To be done -> Write out all the lines again, precisely as they stand, but without the images.

(Saved entries)
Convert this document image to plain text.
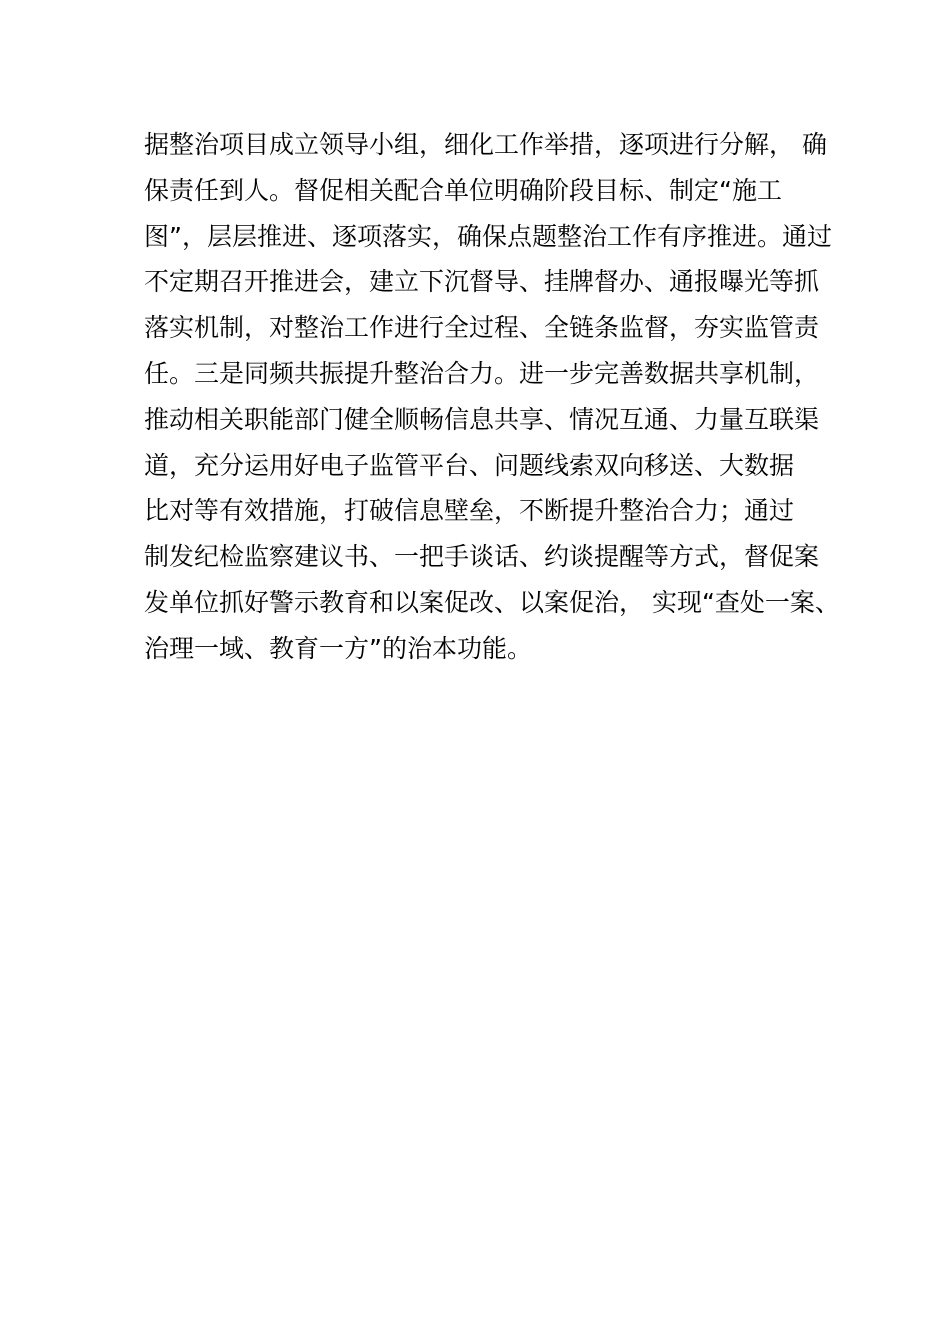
据整治项目成立领导小组，细化工作举措，逐项进行分解， 确
保责任到人。督促相关配合单位明确阶段目标、制定“施工
图”，层层推进、逐项落实，确保点题整治工作有序推进。通过
不定期召开推进会，建立下沉督导、挂牌督办、通报曝光等抓
落实机制，对整治工作进行全过程、全链条监督，夯实监管责
任。三是同频共振提升整治合力。进一步完善数据共享机制，
推动相关职能部门健全顺畅信息共享、情况互通、力量互联渠
道，充分运用好电子监管平台、问题线索双向移送、大数据
比对等有效措施，打破信息壁垒，不断提升整治合力；通过
制发纪检监察建议书、一把手谈话、约谈提醒等方式，督促案
发单位抓好警示教育和以案促改、以案促治， 实现“查处一案、
治理一域、教育一方”的治本功能。
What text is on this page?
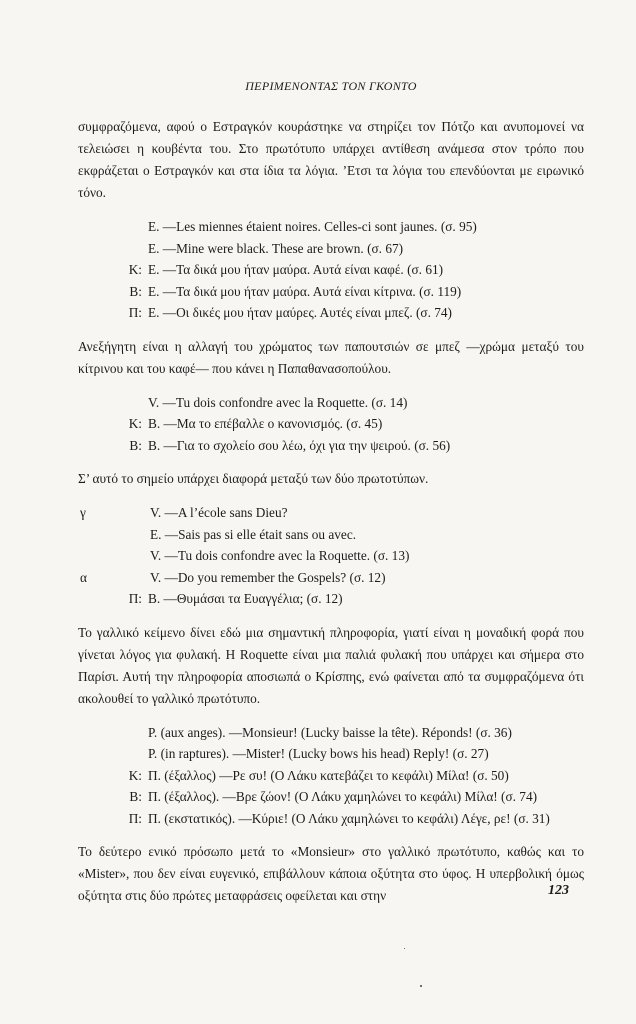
ΠΕΡΙΜΕΝΟΝΤΑΣ ΤΟΝ ΓΚΟΝΤΟ

συμφραζόμενα, αφού ο Εστραγκόν κουράστηκε να στηρίζει τον Πότζο και ανυπομονεί να τελειώσει η κουβέντα του. Στο πρωτότυπο υπάρχει αντίθεση ανάμεσα στον τρόπο που εκφράζεται ο Εστραγκόν και στα ίδια τα λόγια. ’Ετσι τα λόγια του επενδύονται με ειρωνικό τόνο.

E. —Les miennes étaient noires. Celles-ci sont jaunes. (σ. 95)
E. —Mine were black. These are brown. (σ. 67)
Κ: Ε. —Τα δικά μου ήταν μαύρα. Αυτά είναι καφέ. (σ. 61)
Β: Ε. —Τα δικά μου ήταν μαύρα. Αυτά είναι κίτρινα. (σ. 119)
Π: Ε. —Οι δικές μου ήταν μαύρες. Αυτές είναι μπεζ. (σ. 74)

Ανεξήγητη είναι η αλλαγή του χρώματος των παπουτσιών σε μπεζ —χρώμα μεταξύ του κίτρινου και του καφέ— που κάνει η Παπαθανασοπούλου.

V. —Tu dois confondre avec la Roquette. (σ. 14)
Κ: Β. —Μα το επέβαλλε ο κανονισμός. (σ. 45)
Β: Β. —Για το σχολείο σου λέω, όχι για την ψειρού. (σ. 56)

Σ’ αυτό το σημείο υπάρχει διαφορά μεταξύ των δύο πρωτοτύπων.

γ	V. —A l’école sans Dieu?
E. —Sais pas si elle était sans ou avec.
V. —Tu dois confondre avec la Roquette. (σ. 13)
α	V. —Do you remember the Gospels? (σ. 12)
Π: Β. —Θυμάσαι τα Ευαγγέλια; (σ. 12)

Το γαλλικό κείμενο δίνει εδώ μια σημαντική πληροφορία, γιατί είναι η μοναδική φορά που γίνεται λόγος για φυλακή. Η Roquette είναι μια παλιά φυλακή που υπάρχει και σήμερα στο Παρίσι. Αυτή την πληροφορία αποσιωπά ο Κρίσπης, ενώ φαίνεται από τα συμφραζόμενα ότι ακολουθεί το γαλλικό πρωτότυπο.

P. (aux anges). —Monsieur! (Lucky baisse la tête). Réponds! (σ. 36)
P. (in raptures). —Mister! (Lucky bows his head) Reply! (σ. 27)
Κ: Π. (έξαλλος) —Ρε συ! (Ο Λάκυ κατεβάζει το κεφάλι) Μίλα! (σ. 50)
Β: Π. (έξαλλος). —Βρε ζώον! (Ο Λάκυ χαμηλώνει το κεφάλι) Μίλα! (σ. 74)
Π: Π. (εκστατικός). —Κύριε! (Ο Λάκυ χαμηλώνει το κεφάλι) Λέγε, ρε! (σ. 31)

Το δεύτερο ενικό πρόσωπο μετά το «Monsieur» στο γαλλικό πρωτότυπο, καθώς και το «Mister», που δεν είναι ευγενικό, επιβάλλουν κάποια οξύτητα στο ύφος. Η υπερβολική όμως οξύτητα στις δύο πρώτες μεταφράσεις οφείλεται και στην	123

Reply ->
Convert this document image to plain text.
据整治项目成立领导小组，细化工作举措，逐项进行分解， 确
保责任到人。督促相关配合单位明确阶段目标、制定“施工
图”，层层推进、逐项落实，确保点题整治工作有序推进。通过
不定期召开推进会，建立下沉督导、挂牌督办、通报曝光等抓
落实机制，对整治工作进行全过程、全链条监督，夯实监管责
任。三是同频共振提升整治合力。进一步完善数据共享机制，
推动相关职能部门健全顺畅信息共享、情况互通、力量互联渠
道，充分运用好电子监管平台、问题线索双向移送、大数据
比对等有效措施，打破信息壁垒，不断提升整治合力；通过
制发纪检监察建议书、一把手谈话、约谈提醒等方式，督促案
发单位抓好警示教育和以案促改、以案促治， 实现“查处一案、
治理一域、教育一方”的治本功能。
What text is on this page?
ΠΕΡΙΜΕΝΟΝΤΑΣ ΤΟΝ ΓΚΟΝΤΟ

συμφραζόμενα, αφού ο Εστραγκόν κουράστηκε να στηρίζει τον Πότζο και ανυπομονεί να τελειώσει η κουβέντα του. Στο πρωτότυπο υπάρχει αντίθεση ανάμεσα στον τρόπο που εκφράζεται ο Εστραγκόν και στα ίδια τα λόγια. ’Ετσι τα λόγια του επενδύονται με ειρωνικό τόνο.

E. —Les miennes étaient noires. Celles-ci sont jaunes. (σ. 95)
E. —Mine were black. These are brown. (σ. 67)
Κ: Ε. —Τα δικά μου ήταν μαύρα. Αυτά είναι καφέ. (σ. 61)
Β: Ε. —Τα δικά μου ήταν μαύρα. Αυτά είναι κίτρινα. (σ. 119)
Π: Ε. —Οι δικές μου ήταν μαύρες. Αυτές είναι μπεζ. (σ. 74)

Ανεξήγητη είναι η αλλαγή του χρώματος των παπουτσιών σε μπεζ —χρώμα μεταξύ του κίτρινου και του καφέ— που κάνει η Παπαθανασοπούλου.

V. —Tu dois confondre avec la Roquette. (σ. 14)
Κ: Β. —Μα το επέβαλλε ο κανονισμός. (σ. 45)
Β: Β. —Για το σχολείο σου λέω, όχι για την ψειρού. (σ. 56)

Σ’ αυτό το σημείο υπάρχει διαφορά μεταξύ των δύο πρωτοτύπων.

γ	V. —A l’école sans Dieu?
E. —Sais pas si elle était sans ou avec.
V. —Tu dois confondre avec la Roquette. (σ. 13)
α	V. —Do you remember the Gospels? (σ. 12)
Π: Β. —Θυμάσαι τα Ευαγγέλια; (σ. 12)

Το γαλλικό κείμενο δίνει εδώ μια σημαντική πληροφορία, γιατί είναι η μοναδική φορά που γίνεται λόγος για φυλακή. Η Roquette είναι μια παλιά φυλακή που υπάρχει και σήμερα στο Παρίσι. Αυτή την πληροφορία αποσιωπά ο Κρίσπης, ενώ φαίνεται από τα συμφραζόμενα ότι ακολουθεί το γαλλικό πρωτότυπο.

P. (aux anges). —Monsieur! (Lucky baisse la tête). Réponds! (σ. 36)
P. (in raptures). —Mister! (Lucky bows his head) Reply! (σ. 27)
Κ: Π. (έξαλλος) —Ρε συ! (Ο Λάκυ κατεβάζει το κεφάλι) Μίλα! (σ. 50)
Β: Π. (έξαλλος). —Βρε ζώον! (Ο Λάκυ χαμηλώνει το κεφάλι) Μίλα! (σ. 74)
Π: Π. (εκστατικός). —Κύριε! (Ο Λάκυ χαμηλώνει το κεφάλι) Λέγε, ρε! (σ. 31)

Το δεύτερο ενικό πρόσωπο μετά το «Monsieur» στο γαλλικό πρωτότυπο, καθώς και το «Mister», που δεν είναι ευγενικό, επιβάλλουν κάποια οξύτητα στο ύφος. Η υπερβολική όμως οξύτητα στις δύο πρώτες μεταφράσεις οφείλεται και στην	123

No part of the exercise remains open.